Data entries

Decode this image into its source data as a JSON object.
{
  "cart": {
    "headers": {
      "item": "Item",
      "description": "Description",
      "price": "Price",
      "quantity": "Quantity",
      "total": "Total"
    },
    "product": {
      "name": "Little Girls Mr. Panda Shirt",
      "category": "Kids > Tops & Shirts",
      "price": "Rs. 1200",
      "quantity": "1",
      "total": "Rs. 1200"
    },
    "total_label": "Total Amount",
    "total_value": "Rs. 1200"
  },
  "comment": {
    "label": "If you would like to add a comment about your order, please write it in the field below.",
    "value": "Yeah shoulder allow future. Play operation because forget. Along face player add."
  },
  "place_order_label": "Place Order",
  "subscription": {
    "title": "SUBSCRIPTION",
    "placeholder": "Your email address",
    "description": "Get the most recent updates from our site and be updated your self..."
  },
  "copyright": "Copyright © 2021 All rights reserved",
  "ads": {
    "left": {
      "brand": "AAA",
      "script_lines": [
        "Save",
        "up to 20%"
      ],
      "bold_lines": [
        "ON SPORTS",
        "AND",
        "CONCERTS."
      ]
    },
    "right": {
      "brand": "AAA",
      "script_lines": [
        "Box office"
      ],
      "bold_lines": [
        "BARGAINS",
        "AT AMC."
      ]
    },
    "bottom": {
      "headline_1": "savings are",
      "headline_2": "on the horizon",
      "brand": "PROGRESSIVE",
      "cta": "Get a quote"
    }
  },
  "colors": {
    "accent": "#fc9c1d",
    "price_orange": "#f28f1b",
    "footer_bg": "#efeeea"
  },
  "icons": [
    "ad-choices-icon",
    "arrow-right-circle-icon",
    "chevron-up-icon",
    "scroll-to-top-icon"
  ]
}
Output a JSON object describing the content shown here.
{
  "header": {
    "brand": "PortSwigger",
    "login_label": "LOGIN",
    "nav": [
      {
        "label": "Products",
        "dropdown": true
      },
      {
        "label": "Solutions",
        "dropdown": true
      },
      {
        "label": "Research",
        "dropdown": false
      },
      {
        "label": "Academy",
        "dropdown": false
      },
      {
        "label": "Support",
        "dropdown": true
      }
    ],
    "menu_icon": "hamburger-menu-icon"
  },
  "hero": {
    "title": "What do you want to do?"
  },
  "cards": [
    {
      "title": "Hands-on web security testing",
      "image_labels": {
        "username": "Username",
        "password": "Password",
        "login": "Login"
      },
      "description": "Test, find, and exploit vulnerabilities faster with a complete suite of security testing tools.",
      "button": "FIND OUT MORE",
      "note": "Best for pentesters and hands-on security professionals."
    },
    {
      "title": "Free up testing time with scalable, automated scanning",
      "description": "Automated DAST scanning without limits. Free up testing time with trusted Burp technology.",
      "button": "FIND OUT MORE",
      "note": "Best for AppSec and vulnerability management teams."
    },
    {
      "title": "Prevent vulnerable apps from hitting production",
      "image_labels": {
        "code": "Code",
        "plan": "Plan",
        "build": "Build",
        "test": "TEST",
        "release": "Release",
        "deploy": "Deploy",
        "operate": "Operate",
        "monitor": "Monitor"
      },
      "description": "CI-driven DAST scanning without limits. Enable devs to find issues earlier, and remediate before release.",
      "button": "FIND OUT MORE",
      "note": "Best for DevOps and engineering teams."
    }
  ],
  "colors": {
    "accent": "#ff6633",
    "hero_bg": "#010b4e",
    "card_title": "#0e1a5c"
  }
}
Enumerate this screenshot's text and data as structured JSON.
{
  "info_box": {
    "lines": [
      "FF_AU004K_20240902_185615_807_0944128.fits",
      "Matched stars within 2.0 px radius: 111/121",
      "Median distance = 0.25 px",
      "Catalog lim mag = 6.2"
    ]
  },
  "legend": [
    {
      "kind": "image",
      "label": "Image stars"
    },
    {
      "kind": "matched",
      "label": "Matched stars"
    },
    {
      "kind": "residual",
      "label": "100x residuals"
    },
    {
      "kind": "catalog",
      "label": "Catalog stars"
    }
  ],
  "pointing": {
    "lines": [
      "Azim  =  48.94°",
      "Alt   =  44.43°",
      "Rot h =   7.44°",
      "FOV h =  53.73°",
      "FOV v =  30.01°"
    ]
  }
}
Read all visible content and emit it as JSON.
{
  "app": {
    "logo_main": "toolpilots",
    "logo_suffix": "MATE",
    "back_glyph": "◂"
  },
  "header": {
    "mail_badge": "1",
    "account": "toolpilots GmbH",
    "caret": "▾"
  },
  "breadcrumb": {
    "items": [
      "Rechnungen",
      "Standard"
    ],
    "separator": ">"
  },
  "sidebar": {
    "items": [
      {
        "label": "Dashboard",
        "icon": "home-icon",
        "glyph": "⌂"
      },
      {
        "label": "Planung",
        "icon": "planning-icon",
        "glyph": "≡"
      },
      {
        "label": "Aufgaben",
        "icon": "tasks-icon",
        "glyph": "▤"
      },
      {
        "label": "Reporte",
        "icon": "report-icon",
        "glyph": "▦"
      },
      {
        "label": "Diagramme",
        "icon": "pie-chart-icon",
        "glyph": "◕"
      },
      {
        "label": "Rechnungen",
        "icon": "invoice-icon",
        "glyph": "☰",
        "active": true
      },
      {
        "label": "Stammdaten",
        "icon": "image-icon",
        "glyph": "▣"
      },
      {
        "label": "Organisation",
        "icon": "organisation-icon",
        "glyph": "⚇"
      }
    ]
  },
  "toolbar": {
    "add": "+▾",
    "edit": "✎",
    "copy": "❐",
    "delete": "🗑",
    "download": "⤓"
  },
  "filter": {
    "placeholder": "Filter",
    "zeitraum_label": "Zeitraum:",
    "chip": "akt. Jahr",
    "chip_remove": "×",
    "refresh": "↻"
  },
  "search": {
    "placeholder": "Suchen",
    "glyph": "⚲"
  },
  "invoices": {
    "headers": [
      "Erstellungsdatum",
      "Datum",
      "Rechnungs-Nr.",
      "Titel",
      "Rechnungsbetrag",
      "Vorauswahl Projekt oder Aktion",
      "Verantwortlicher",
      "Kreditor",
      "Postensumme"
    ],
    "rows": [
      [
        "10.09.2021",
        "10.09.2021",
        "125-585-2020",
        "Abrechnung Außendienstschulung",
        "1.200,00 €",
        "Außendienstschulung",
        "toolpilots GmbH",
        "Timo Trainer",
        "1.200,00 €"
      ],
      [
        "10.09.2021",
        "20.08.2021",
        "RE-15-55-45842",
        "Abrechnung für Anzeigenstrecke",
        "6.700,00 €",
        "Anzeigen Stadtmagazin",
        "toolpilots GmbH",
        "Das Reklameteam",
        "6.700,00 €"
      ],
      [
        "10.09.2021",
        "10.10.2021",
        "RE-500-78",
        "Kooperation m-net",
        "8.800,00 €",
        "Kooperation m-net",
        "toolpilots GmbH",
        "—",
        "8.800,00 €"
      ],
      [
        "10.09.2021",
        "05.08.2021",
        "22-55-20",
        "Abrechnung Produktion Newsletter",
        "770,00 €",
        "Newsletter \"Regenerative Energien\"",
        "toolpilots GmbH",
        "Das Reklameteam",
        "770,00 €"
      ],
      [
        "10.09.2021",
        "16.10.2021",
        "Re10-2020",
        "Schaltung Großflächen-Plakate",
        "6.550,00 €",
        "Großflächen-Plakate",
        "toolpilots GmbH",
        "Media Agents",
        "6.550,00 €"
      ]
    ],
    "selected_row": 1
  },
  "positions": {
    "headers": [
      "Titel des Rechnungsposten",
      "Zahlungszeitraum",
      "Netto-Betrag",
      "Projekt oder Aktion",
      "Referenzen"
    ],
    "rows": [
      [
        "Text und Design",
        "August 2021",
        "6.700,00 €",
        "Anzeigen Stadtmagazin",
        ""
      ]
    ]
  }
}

** Exercise task **
Repeat the entries shown above, every one, word for word.

** Task result **
Decode this image into its source data as a JSON object.
{
  "cart": {
    "headers": {
      "item": "Item",
      "description": "Description",
      "price": "Price",
      "quantity": "Quantity",
      "total": "Total"
    },
    "product": {
      "name": "Little Girls Mr. Panda Shirt",
      "category": "Kids > Tops & Shirts",
      "price": "Rs. 1200",
      "quantity": "1",
      "total": "Rs. 1200"
    },
    "total_label": "Total Amount",
    "total_value": "Rs. 1200"
  },
  "comment": {
    "label": "If you would like to add a comment about your order, please write it in the field below.",
    "value": "Yeah shoulder allow future. Play operation because forget. Along face player add."
  },
  "place_order_label": "Place Order",
  "subscription": {
    "title": "SUBSCRIPTION",
    "placeholder": "Your email address",
    "description": "Get the most recent updates from our site and be updated your self..."
  },
  "copyright": "Copyright © 2021 All rights reserved",
  "ads": {
    "left": {
      "brand": "AAA",
      "script_lines": [
        "Save",
        "up to 20%"
      ],
      "bold_lines": [
        "ON SPORTS",
        "AND",
        "CONCERTS."
      ]
    },
    "right": {
      "brand": "AAA",
      "script_lines": [
        "Box office"
      ],
      "bold_lines": [
        "BARGAINS",
        "AT AMC."
      ]
    },
    "bottom": {
      "headline_1": "savings are",
      "headline_2": "on the horizon",
      "brand": "PROGRESSIVE",
      "cta": "Get a quote"
    }
  },
  "colors": {
    "accent": "#fc9c1d",
    "price_orange": "#f28f1b",
    "footer_bg": "#efeeea"
  },
  "icons": [
    "ad-choices-icon",
    "arrow-right-circle-icon",
    "chevron-up-icon",
    "scroll-to-top-icon"
  ]
}
Output a JSON object describing the content shown here.
{
  "header": {
    "brand": "PortSwigger",
    "login_label": "LOGIN",
    "nav": [
      {
        "label": "Products",
        "dropdown": true
      },
      {
        "label": "Solutions",
        "dropdown": true
      },
      {
        "label": "Research",
        "dropdown": false
      },
      {
        "label": "Academy",
        "dropdown": false
      },
      {
        "label": "Support",
        "dropdown": true
      }
    ],
    "menu_icon": "hamburger-menu-icon"
  },
  "hero": {
    "title": "What do you want to do?"
  },
  "cards": [
    {
      "title": "Hands-on web security testing",
      "image_labels": {
        "username": "Username",
        "password": "Password",
        "login": "Login"
      },
      "description": "Test, find, and exploit vulnerabilities faster with a complete suite of security testing tools.",
      "button": "FIND OUT MORE",
      "note": "Best for pentesters and hands-on security professionals."
    },
    {
      "title": "Free up testing time with scalable, automated scanning",
      "description": "Automated DAST scanning without limits. Free up testing time with trusted Burp technology.",
      "button": "FIND OUT MORE",
      "note": "Best for AppSec and vulnerability management teams."
    },
    {
      "title": "Prevent vulnerable apps from hitting production",
      "image_labels": {
        "code": "Code",
        "plan": "Plan",
        "build": "Build",
        "test": "TEST",
        "release": "Release",
        "deploy": "Deploy",
        "operate": "Operate",
        "monitor": "Monitor"
      },
      "description": "CI-driven DAST scanning without limits. Enable devs to find issues earlier, and remediate before release.",
      "button": "FIND OUT MORE",
      "note": "Best for DevOps and engineering teams."
    }
  ],
  "colors": {
    "accent": "#ff6633",
    "hero_bg": "#010b4e",
    "card_title": "#0e1a5c"
  }
}
Enumerate this screenshot's text and data as structured JSON.
{
  "info_box": {
    "lines": [
      "FF_AU004K_20240902_185615_807_0944128.fits",
      "Matched stars within 2.0 px radius: 111/121",
      "Median distance = 0.25 px",
      "Catalog lim mag = 6.2"
    ]
  },
  "legend": [
    {
      "kind": "image",
      "label": "Image stars"
    },
    {
      "kind": "matched",
      "label": "Matched stars"
    },
    {
      "kind": "residual",
      "label": "100x residuals"
    },
    {
      "kind": "catalog",
      "label": "Catalog stars"
    }
  ],
  "pointing": {
    "lines": [
      "Azim  =  48.94°",
      "Alt   =  44.43°",
      "Rot h =   7.44°",
      "FOV h =  53.73°",
      "FOV v =  30.01°"
    ]
  }
}
Read all visible content and emit it as JSON.
{
  "app": {
    "logo_main": "toolpilots",
    "logo_suffix": "MATE",
    "back_glyph": "◂"
  },
  "header": {
    "mail_badge": "1",
    "account": "toolpilots GmbH",
    "caret": "▾"
  },
  "breadcrumb": {
    "items": [
      "Rechnungen",
      "Standard"
    ],
    "separator": ">"
  },
  "sidebar": {
    "items": [
      {
        "label": "Dashboard",
        "icon": "home-icon",
        "glyph": "⌂"
      },
      {
        "label": "Planung",
        "icon": "planning-icon",
        "glyph": "≡"
      },
      {
        "label": "Aufgaben",
        "icon": "tasks-icon",
        "glyph": "▤"
      },
      {
        "label": "Reporte",
        "icon": "report-icon",
        "glyph": "▦"
      },
      {
        "label": "Diagramme",
        "icon": "pie-chart-icon",
        "glyph": "◕"
      },
      {
        "label": "Rechnungen",
        "icon": "invoice-icon",
        "glyph": "☰",
        "active": true
      },
      {
        "label": "Stammdaten",
        "icon": "image-icon",
        "glyph": "▣"
      },
      {
        "label": "Organisation",
        "icon": "organisation-icon",
        "glyph": "⚇"
      }
    ]
  },
  "toolbar": {
    "add": "+▾",
    "edit": "✎",
    "copy": "❐",
    "delete": "🗑",
    "download": "⤓"
  },
  "filter": {
    "placeholder": "Filter",
    "zeitraum_label": "Zeitraum:",
    "chip": "akt. Jahr",
    "chip_remove": "×",
    "refresh": "↻"
  },
  "search": {
    "placeholder": "Suchen",
    "glyph": "⚲"
  },
  "invoices": {
    "headers": [
      "Erstellungsdatum",
      "Datum",
      "Rechnungs-Nr.",
      "Titel",
      "Rechnungsbetrag",
      "Vorauswahl Projekt oder Aktion",
      "Verantwortlicher",
      "Kreditor",
      "Postensumme"
    ],
    "rows": [
      [
        "10.09.2021",
        "10.09.2021",
        "125-585-2020",
        "Abrechnung Außendienstschulung",
        "1.200,00 €",
        "Außendienstschulung",
        "toolpilots GmbH",
        "Timo Trainer",
        "1.200,00 €"
      ],
      [
        "10.09.2021",
        "20.08.2021",
        "RE-15-55-45842",
        "Abrechnung für Anzeigenstrecke",
        "6.700,00 €",
        "Anzeigen Stadtmagazin",
        "toolpilots GmbH",
        "Das Reklameteam",
        "6.700,00 €"
      ],
      [
        "10.09.2021",
        "10.10.2021",
        "RE-500-78",
        "Kooperation m-net",
        "8.800,00 €",
        "Kooperation m-net",
        "toolpilots GmbH",
        "—",
        "8.800,00 €"
      ],
      [
        "10.09.2021",
        "05.08.2021",
        "22-55-20",
        "Abrechnung Produktion Newsletter",
        "770,00 €",
        "Newsletter \"Regenerative Energien\"",
        "toolpilots GmbH",
        "Das Reklameteam",
        "770,00 €"
      ],
      [
        "10.09.2021",
        "16.10.2021",
        "Re10-2020",
        "Schaltung Großflächen-Plakate",
        "6.550,00 €",
        "Großflächen-Plakate",
        "toolpilots GmbH",
        "Media Agents",
        "6.550,00 €"
      ]
    ],
    "selected_row": 1
  },
  "positions": {
    "headers": [
      "Titel des Rechnungsposten",
      "Zahlungszeitraum",
      "Netto-Betrag",
      "Projekt oder Aktion",
      "Referenzen"
    ],
    "rows": [
      [
        "Text und Design",
        "August 2021",
        "6.700,00 €",
        "Anzeigen Stadtmagazin",
        ""
      ]
    ]
  }
}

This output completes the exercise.